Given data start

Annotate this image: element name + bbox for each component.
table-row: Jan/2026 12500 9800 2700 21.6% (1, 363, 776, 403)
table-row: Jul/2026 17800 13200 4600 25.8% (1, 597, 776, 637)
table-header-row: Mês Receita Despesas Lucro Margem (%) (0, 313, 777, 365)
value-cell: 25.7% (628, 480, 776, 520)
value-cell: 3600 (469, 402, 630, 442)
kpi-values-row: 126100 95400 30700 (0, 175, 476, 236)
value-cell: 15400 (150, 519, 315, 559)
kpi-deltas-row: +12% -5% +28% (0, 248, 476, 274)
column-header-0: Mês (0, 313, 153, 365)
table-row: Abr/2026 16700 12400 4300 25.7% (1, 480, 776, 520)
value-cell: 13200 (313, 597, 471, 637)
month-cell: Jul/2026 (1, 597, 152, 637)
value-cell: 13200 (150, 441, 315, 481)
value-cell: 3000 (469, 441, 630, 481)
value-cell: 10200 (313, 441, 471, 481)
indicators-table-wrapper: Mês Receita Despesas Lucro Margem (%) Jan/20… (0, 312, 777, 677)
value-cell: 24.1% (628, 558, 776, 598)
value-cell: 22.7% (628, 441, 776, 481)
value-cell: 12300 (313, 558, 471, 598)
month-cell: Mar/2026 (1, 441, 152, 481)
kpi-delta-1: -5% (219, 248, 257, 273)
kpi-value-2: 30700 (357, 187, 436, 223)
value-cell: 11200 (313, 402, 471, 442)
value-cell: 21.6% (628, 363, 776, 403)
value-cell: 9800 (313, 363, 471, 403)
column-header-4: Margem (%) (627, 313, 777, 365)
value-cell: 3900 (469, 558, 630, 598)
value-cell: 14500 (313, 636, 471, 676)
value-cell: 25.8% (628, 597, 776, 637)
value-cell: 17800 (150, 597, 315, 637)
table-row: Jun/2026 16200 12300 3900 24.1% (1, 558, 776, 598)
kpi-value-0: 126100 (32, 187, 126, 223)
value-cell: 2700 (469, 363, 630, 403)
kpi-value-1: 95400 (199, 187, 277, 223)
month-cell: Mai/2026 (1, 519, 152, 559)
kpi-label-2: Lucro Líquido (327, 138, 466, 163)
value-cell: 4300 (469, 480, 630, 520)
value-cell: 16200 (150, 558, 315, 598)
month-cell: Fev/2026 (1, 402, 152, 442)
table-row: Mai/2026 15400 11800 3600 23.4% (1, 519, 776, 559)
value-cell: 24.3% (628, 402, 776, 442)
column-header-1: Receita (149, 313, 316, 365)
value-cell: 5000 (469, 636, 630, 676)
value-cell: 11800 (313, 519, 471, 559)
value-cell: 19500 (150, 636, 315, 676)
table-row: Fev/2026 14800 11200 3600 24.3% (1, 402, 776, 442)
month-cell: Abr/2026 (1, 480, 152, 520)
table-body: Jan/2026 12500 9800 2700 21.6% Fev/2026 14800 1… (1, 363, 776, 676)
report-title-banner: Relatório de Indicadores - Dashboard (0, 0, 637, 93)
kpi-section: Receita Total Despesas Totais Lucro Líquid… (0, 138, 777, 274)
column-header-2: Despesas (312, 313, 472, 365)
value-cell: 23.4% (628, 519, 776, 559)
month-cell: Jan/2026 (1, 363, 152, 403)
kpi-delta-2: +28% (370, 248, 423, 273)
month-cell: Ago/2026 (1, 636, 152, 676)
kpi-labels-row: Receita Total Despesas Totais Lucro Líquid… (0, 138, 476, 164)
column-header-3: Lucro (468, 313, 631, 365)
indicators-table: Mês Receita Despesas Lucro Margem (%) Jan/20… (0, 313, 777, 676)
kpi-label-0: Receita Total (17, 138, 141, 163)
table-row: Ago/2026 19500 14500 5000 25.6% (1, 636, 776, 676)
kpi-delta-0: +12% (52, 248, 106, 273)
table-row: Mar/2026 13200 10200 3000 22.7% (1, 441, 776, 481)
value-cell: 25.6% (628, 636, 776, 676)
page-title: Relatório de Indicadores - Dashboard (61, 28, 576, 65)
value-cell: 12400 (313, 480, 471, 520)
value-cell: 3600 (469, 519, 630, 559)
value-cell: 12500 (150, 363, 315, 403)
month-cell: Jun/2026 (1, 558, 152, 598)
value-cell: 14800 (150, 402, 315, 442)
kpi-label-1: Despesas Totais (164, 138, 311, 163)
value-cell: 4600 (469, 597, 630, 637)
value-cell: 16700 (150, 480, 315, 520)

Given data end

Short task: Write out all of the items above again, substituting "data-cell" for every occurrence of "value-cell" and leaving everything else unchanged.

Solved problem:
Annotate this image: element name + bbox for each component.
table-row: Jan/2026 12500 9800 2700 21.6% (1, 363, 776, 403)
table-row: Jul/2026 17800 13200 4600 25.8% (1, 597, 776, 637)
table-header-row: Mês Receita Despesas Lucro Margem (%) (0, 313, 777, 365)
data-cell: 25.7% (628, 480, 776, 520)
data-cell: 3600 (469, 402, 630, 442)
kpi-values-row: 126100 95400 30700 (0, 175, 476, 236)
data-cell: 15400 (150, 519, 315, 559)
kpi-deltas-row: +12% -5% +28% (0, 248, 476, 274)
column-header-0: Mês (0, 313, 153, 365)
table-row: Abr/2026 16700 12400 4300 25.7% (1, 480, 776, 520)
data-cell: 13200 (313, 597, 471, 637)
month-cell: Jul/2026 (1, 597, 152, 637)
data-cell: 13200 (150, 441, 315, 481)
data-cell: 3000 (469, 441, 630, 481)
data-cell: 10200 (313, 441, 471, 481)
indicators-table-wrapper: Mês Receita Despesas Lucro Margem (%) Jan/20… (0, 312, 777, 677)
data-cell: 24.1% (628, 558, 776, 598)
data-cell: 22.7% (628, 441, 776, 481)
data-cell: 12300 (313, 558, 471, 598)
month-cell: Mar/2026 (1, 441, 152, 481)
kpi-delta-1: -5% (219, 248, 257, 273)
kpi-value-2: 30700 (357, 187, 436, 223)
data-cell: 11200 (313, 402, 471, 442)
data-cell: 21.6% (628, 363, 776, 403)
data-cell: 9800 (313, 363, 471, 403)
column-header-4: Margem (%) (627, 313, 777, 365)
data-cell: 3900 (469, 558, 630, 598)
data-cell: 14500 (313, 636, 471, 676)
data-cell: 25.8% (628, 597, 776, 637)
data-cell: 17800 (150, 597, 315, 637)
table-row: Jun/2026 16200 12300 3900 24.1% (1, 558, 776, 598)
kpi-value-0: 126100 (32, 187, 126, 223)
data-cell: 2700 (469, 363, 630, 403)
kpi-value-1: 95400 (199, 187, 277, 223)
month-cell: Mai/2026 (1, 519, 152, 559)
kpi-label-2: Lucro Líquido (327, 138, 466, 163)
data-cell: 4300 (469, 480, 630, 520)
data-cell: 16200 (150, 558, 315, 598)
month-cell: Fev/2026 (1, 402, 152, 442)
table-row: Mai/2026 15400 11800 3600 23.4% (1, 519, 776, 559)
data-cell: 24.3% (628, 402, 776, 442)
column-header-1: Receita (149, 313, 316, 365)
data-cell: 5000 (469, 636, 630, 676)
data-cell: 11800 (313, 519, 471, 559)
data-cell: 19500 (150, 636, 315, 676)
table-row: Fev/2026 14800 11200 3600 24.3% (1, 402, 776, 442)
month-cell: Abr/2026 (1, 480, 152, 520)
table-body: Jan/2026 12500 9800 2700 21.6% Fev/2026 14800 1… (1, 363, 776, 676)
report-title-banner: Relatório de Indicadores - Dashboard (0, 0, 637, 93)
kpi-section: Receita Total Despesas Totais Lucro Líquid… (0, 138, 777, 274)
column-header-2: Despesas (312, 313, 472, 365)
data-cell: 23.4% (628, 519, 776, 559)
month-cell: Jan/2026 (1, 363, 152, 403)
kpi-delta-2: +28% (370, 248, 423, 273)
month-cell: Ago/2026 (1, 636, 152, 676)
kpi-labels-row: Receita Total Despesas Totais Lucro Líquid… (0, 138, 476, 164)
column-header-3: Lucro (468, 313, 631, 365)
indicators-table: Mês Receita Despesas Lucro Margem (%) Jan/20… (0, 313, 777, 676)
kpi-label-0: Receita Total (17, 138, 141, 163)
table-row: Ago/2026 19500 14500 5000 25.6% (1, 636, 776, 676)
kpi-delta-0: +12% (52, 248, 106, 273)
table-row: Mar/2026 13200 10200 3000 22.7% (1, 441, 776, 481)
data-cell: 25.6% (628, 636, 776, 676)
page-title: Relatório de Indicadores - Dashboard (61, 28, 576, 65)
data-cell: 12400 (313, 480, 471, 520)
data-cell: 3600 (469, 519, 630, 559)
data-cell: 12500 (150, 363, 315, 403)
month-cell: Jun/2026 (1, 558, 152, 598)
data-cell: 14800 (150, 402, 315, 442)
kpi-label-1: Despesas Totais (164, 138, 311, 163)
data-cell: 4600 (469, 597, 630, 637)
data-cell: 16700 (150, 480, 315, 520)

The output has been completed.